## Items

--

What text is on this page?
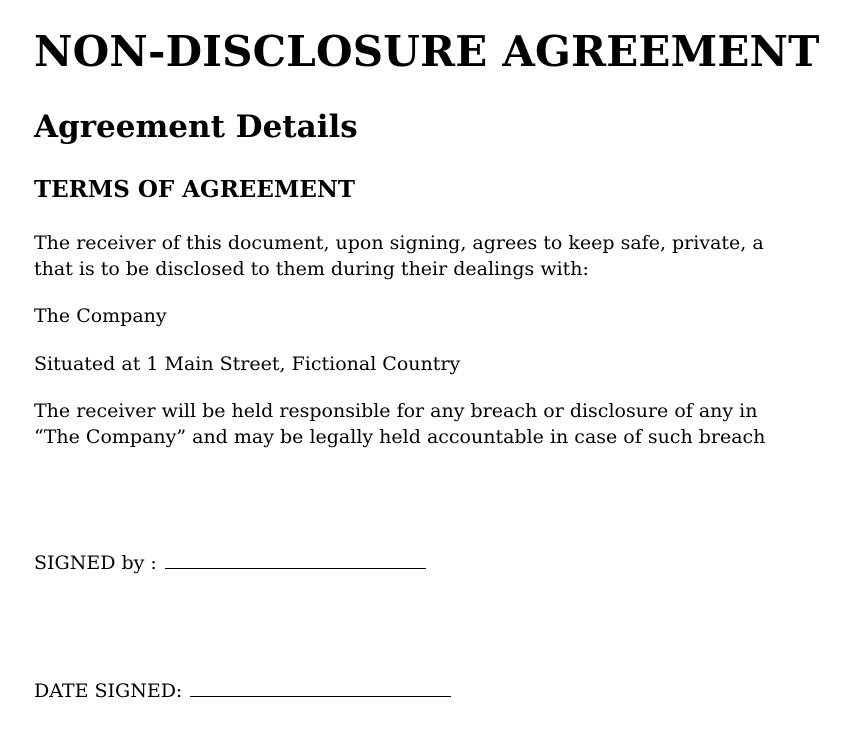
NON-DISCLOSURE AGREEMENT
Agreement Details
TERMS OF AGREEMENT
The receiver of this document, upon signing, agrees to keep safe, private, a
that is to be disclosed to them during their dealings with:
The Company
Situated at 1 Main Street, Fictional Country
The receiver will be held responsible for any breach or disclosure of any in
“The Company” and may be legally held accountable in case of such breach
SIGNED by :
DATE SIGNED:
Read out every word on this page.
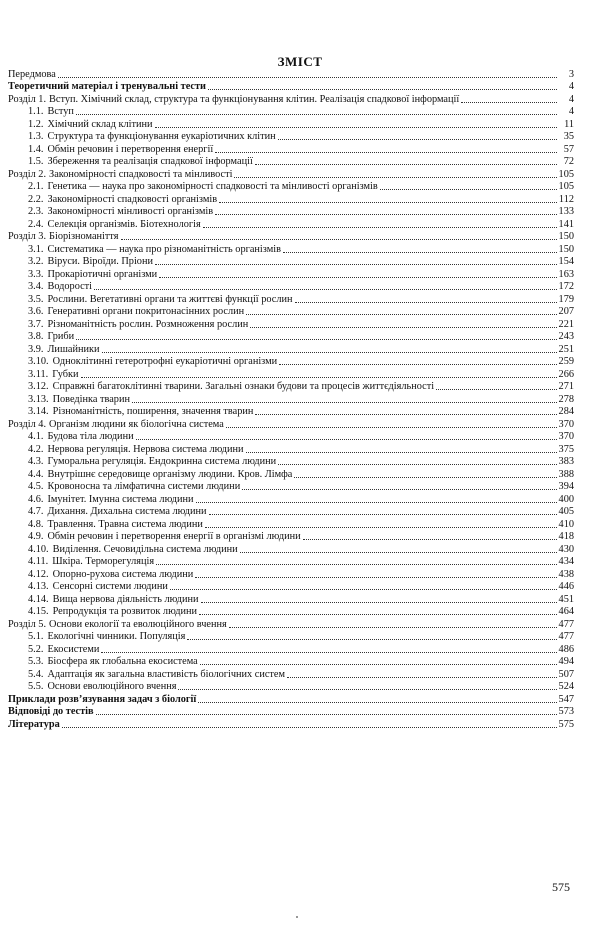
ЗМІСТ
Передмова	3
Теоретичний матеріал і тренувальні тести	4
Розділ 1. Вступ. Хімічний склад, структура та функціонування клітин. Реалізація спадкової інформації	4
1.1. Вступ	4
1.2. Хімічний склад клітини	11
1.3. Структура та функціонування еукаріотичних клітин	35
1.4. Обмін речовин і перетворення енергії	57
1.5. Збереження та реалізація спадкової інформації	72
Розділ 2. Закономірності спадковості та мінливості	105
2.1. Генетика — наука про закономірності спадковості та мінливості організмів	105
2.2. Закономірності спадковості організмів	112
2.3. Закономірності мінливості організмів	133
2.4. Селекція організмів. Біотехнологія	141
Розділ 3. Біорізноманіття	150
3.1. Систематика — наука про різноманітність організмів	150
3.2. Віруси. Віроїди. Пріони	154
3.3. Прокаріотичні організми	163
3.4. Водорості	172
3.5. Рослини. Вегетативні органи та життєві функції рослин	179
3.6. Генеративні органи покритонасінних рослин	207
3.7. Різноманітність рослин. Розмноження рослин	221
3.8. Гриби	243
3.9. Лишайники	251
3.10. Одноклітинні гетеротрофні еукаріотичні організми	259
3.11. Губки	266
3.12. Справжні багатоклітинні тварини. Загальні ознаки будови та процесів життєдіяльності	271
3.13. Поведінка тварин	278
3.14. Різноманітність, поширення, значення тварин	284
Розділ 4. Організм людини як біологічна система	370
4.1. Будова тіла людини	370
4.2. Нервова регуляція. Нервова система людини	375
4.3. Гуморальна регуляція. Ендокринна система людини	383
4.4. Внутрішнє середовище організму людини. Кров. Лімфа	388
4.5. Кровоносна та лімфатична системи людини	394
4.6. Імунітет. Імунна система людини	400
4.7. Дихання. Дихальна система людини	405
4.8. Травлення. Травна система людини	410
4.9. Обмін речовин і перетворення енергії в організмі людини	418
4.10. Виділення. Сечовидільна система людини	430
4.11. Шкіра. Терморегуляція	434
4.12. Опорно-рухова система людини	438
4.13. Сенсорні системи людини	446
4.14. Вища нервова діяльність людини	451
4.15. Репродукція та розвиток людини	464
Розділ 5. Основи екології та еволюційного вчення	477
5.1. Екологічні чинники. Популяція	477
5.2. Екосистеми	486
5.3. Біосфера як глобальна екосистема	494
5.4. Адаптація як загальна властивість біологічних систем	507
5.5. Основи еволюційного вчення	524
Приклади розв’язування задач з біології	547
Відповіді до тестів	573
Література	575
575
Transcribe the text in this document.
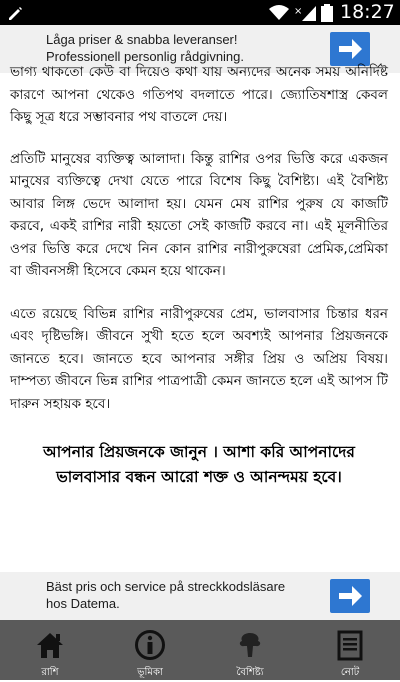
× 18:27
Låga priser & snabba leveranser!
Professionell personlig rådgivning.

ভাগ্য থাকতো কেউ বা দিয়েও কথা যায় অন্যদের অনেক সময় অনির্দিষ্ট কারণে আপনা থেকেও গতিপথ বদলাতে পারে। জ্যোতিষশাস্ত্র কেবল কিছু সূত্র ধরে সম্ভাবনার পথ বাতলে দেয়।

প্রতিটি মানুষের ব্যক্তিত্ব আলাদা। কিন্তু রাশির ওপর ভিত্তি করে একজন মানুষের ব্যক্তিত্বে দেখা যেতে পারে বিশেষ কিছু বৈশিষ্ট্য। এই বৈশিষ্ট্য আবার লিঙ্গ ভেদে আলাদা হয়। যেমন মেষ রাশির পুরুষ যে কাজটি করবে, একই রাশির নারী হয়তো সেই কাজটি করবে না। এই মূলনীতির ওপর ভিত্তি করে দেখে নিন কোন রাশির নারীপুরুষেরা প্রেমিক,প্রেমিকা বা জীবনসঙ্গী হিসেবে কেমন হয়ে থাকেন।

এতে রয়েছে বিভিন্ন রাশির নারীপুরুষের প্রেম, ভালবাসার চিন্তার ধরন এবং দৃষ্টিভঙ্গি। জীবনে সুখী হতে হলে অবশ্যই আপনার প্রিয়জনকে জানতে হবে। জানতে হবে আপনার সঙ্গীর প্রিয় ও অপ্রিয় বিষয়। দাম্পত্য জীবনে ভিন্ন রাশির পাত্রপাত্রী কেমন জানতে হলে এই আপস টি দারুন সহায়ক হবে।

আপনার প্রিয়জনকে জানুন । আশা করি আপনাদের ভালবাসার বন্ধন আরো শক্ত ও আনন্দময় হবে।

Bäst pris och service på streckkodsläsare
hos Datema.
রাশি	ভূমিকা	বৈশিষ্ট্য	নোট
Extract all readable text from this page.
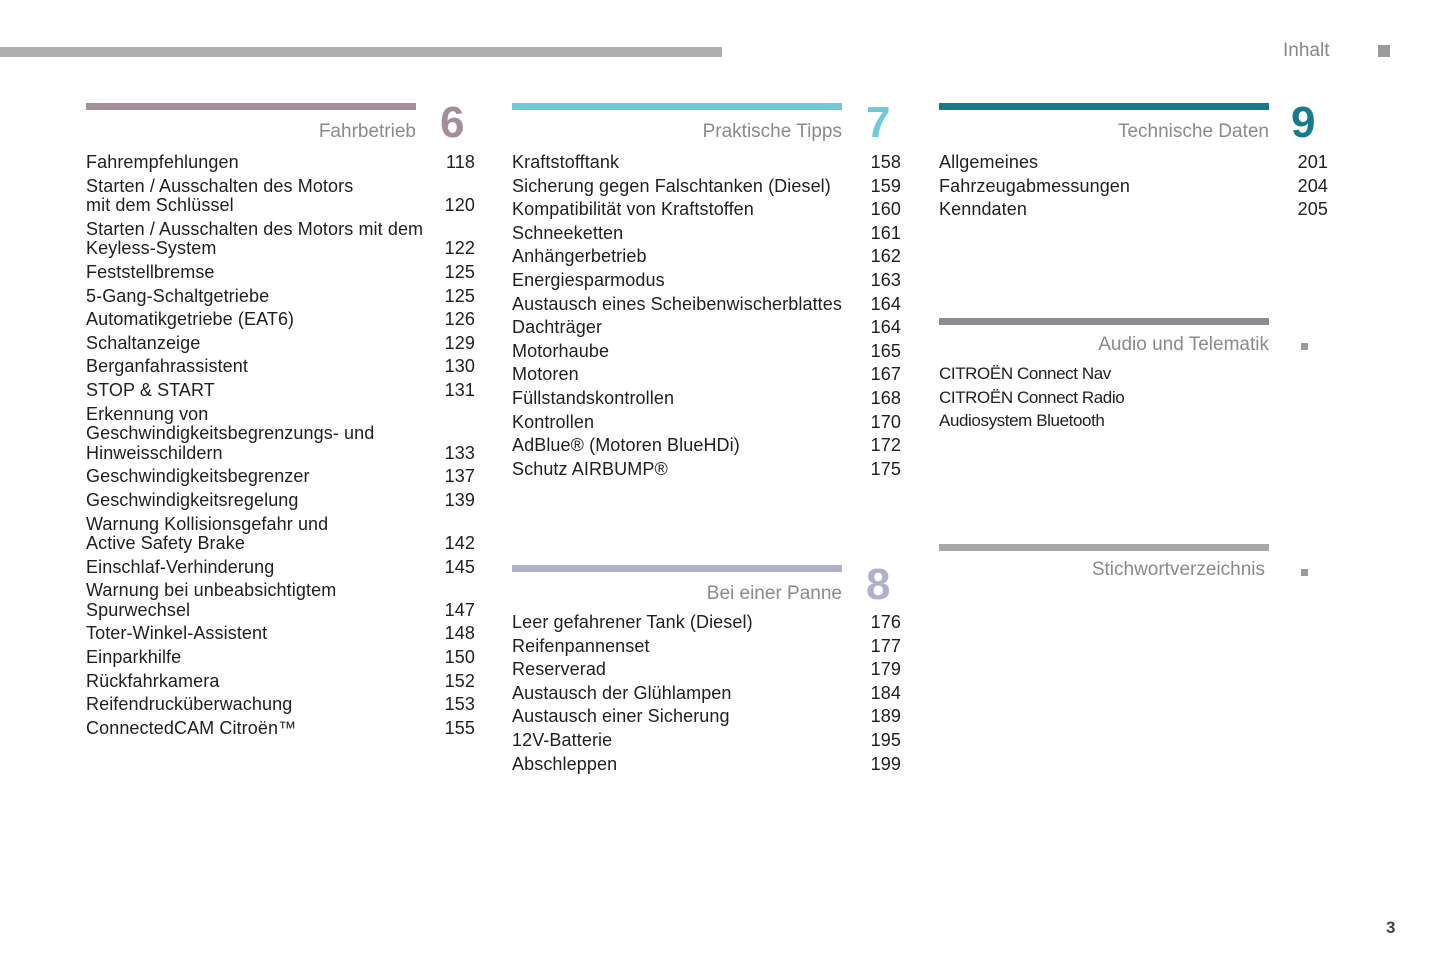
Inhalt
Fahrbetrieb 6
Fahrempfehlungen	118
Starten / Ausschalten des Motors
mit dem Schlüssel	120
Starten / Ausschalten des Motors mit dem
Keyless-System	122
Feststellbremse	125
5-Gang-Schaltgetriebe	125
Automatikgetriebe (EAT6)	126
Schaltanzeige	129
Berganfahrassistent	130
STOP & START	131
Erkennung von
Geschwindigkeitsbegrenzungs- und
Hinweisschildern	133
Geschwindigkeitsbegrenzer	137
Geschwindigkeitsregelung	139
Warnung Kollisionsgefahr und
Active Safety Brake	142
Einschlaf-Verhinderung	145
Warnung bei unbeabsichtigtem
Spurwechsel	147
Toter-Winkel-Assistent	148
Einparkhilfe	150
Rückfahrkamera	152
Reifendrucküberwachung	153
ConnectedCAM Citroën™	155
Praktische Tipps 7
Kraftstofftank	158
Sicherung gegen Falschtanken (Diesel)	159
Kompatibilität von Kraftstoffen	160
Schneeketten	161
Anhängerbetrieb	162
Energiesparmodus	163
Austausch eines Scheibenwischerblattes	164
Dachträger	164
Motorhaube	165
Motoren	167
Füllstandskontrollen	168
Kontrollen	170
AdBlue® (Motoren BlueHDi)	172
Schutz AIRBUMP®	175
Bei einer Panne 8
Leer gefahrener Tank (Diesel)	176
Reifenpannenset	177
Reserverad	179
Austausch der Glühlampen	184
Austausch einer Sicherung	189
12V-Batterie	195
Abschleppen	199
Technische Daten 9
Allgemeines	201
Fahrzeugabmessungen	204
Kenndaten	205
Audio und Telematik
CITROËN Connect Nav
CITROËN Connect Radio
Audiosystem Bluetooth
Stichwortverzeichnis
3
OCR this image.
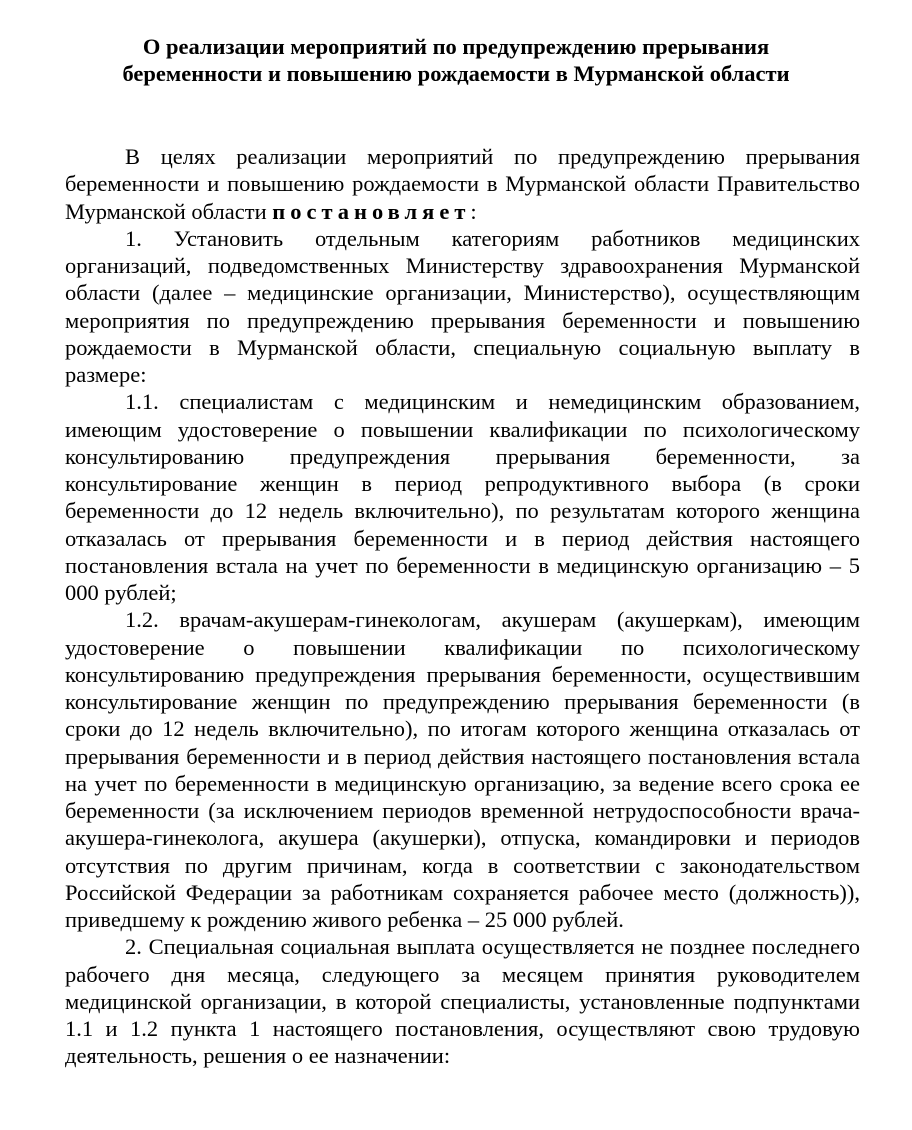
О реализации мероприятий по предупреждению прерывания
беременности и повышению рождаемости в Мурманской области

В целях реализации мероприятий по предупреждению прерывания беременности и повышению рождаемости в Мурманской области Правительство Мурманской области постановляет:

1. Установить отдельным категориям работников медицинских организаций, подведомственных Министерству здравоохранения Мурманской области (далее – медицинские организации, Министерство), осуществляющим мероприятия по предупреждению прерывания беременности и повышению рождаемости в Мурманской области, специальную социальную выплату в размере:

1.1. специалистам с медицинским и немедицинским образованием, имеющим удостоверение о повышении квалификации по психологическому консультированию предупреждения прерывания беременности, за консультирование женщин в период репродуктивного выбора (в сроки беременности до 12 недель включительно), по результатам которого женщина отказалась от прерывания беременности и в период действия настоящего постановления встала на учет по беременности в медицинскую организацию – 5 000 рублей;

1.2. врачам-акушерам-гинекологам, акушерам (акушеркам), имеющим удостоверение о повышении квалификации по психологическому консультированию предупреждения прерывания беременности, осуществившим консультирование женщин по предупреждению прерывания беременности (в сроки до 12 недель включительно), по итогам которого женщина отказалась от прерывания беременности и в период действия настоящего постановления встала на учет по беременности в медицинскую организацию, за ведение всего срока ее беременности (за исключением периодов временной нетрудоспособности врача-акушера-гинеколога, акушера (акушерки), отпуска, командировки и периодов отсутствия по другим причинам, когда в соответствии с законодательством Российской Федерации за работникам сохраняется рабочее место (должность)), приведшему к рождению живого ребенка – 25 000 рублей.

2. Специальная социальная выплата осуществляется не позднее последнего рабочего дня месяца, следующего за месяцем принятия руководителем медицинской организации, в которой специалисты, установленные подпунктами 1.1 и 1.2 пункта 1 настоящего постановления, осуществляют свою трудовую деятельность, решения о ее назначении:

--

## Given instruction
Pull every line containing "женщин" out of the data above.

## Written solution
1.1. специалистам с медицинским и немедицинским образованием, имеющим удостоверение о повышении квалификации по психологическому консультированию предупреждения прерывания беременности, за консультирование женщин в период репродуктивного выбора (в сроки беременности до 12 недель включительно), по результатам которого женщина отказалась от прерывания беременности и в период действия настоящего постановления встала на учет по беременности в медицинскую организацию – 5 000 рублей;
1.2. врачам-акушерам-гинекологам, акушерам (акушеркам), имеющим удостоверение о повышении квалификации по психологическому консультированию предупреждения прерывания беременности, осуществившим консультирование женщин по предупреждению прерывания беременности (в сроки до 12 недель включительно), по итогам которого женщина отказалась от прерывания беременности и в период действия настоящего постановления встала на учет по беременности в медицинскую организацию, за ведение всего срока ее беременности (за исключением периодов временной нетрудоспособности врача-акушера-гинеколога, акушера (акушерки), отпуска, командировки и периодов отсутствия по другим причинам, когда в соответствии с законодательством Российской Федерации за работникам сохраняется рабочее место (должность)), приведшему к рождению живого ребенка – 25 000 рублей.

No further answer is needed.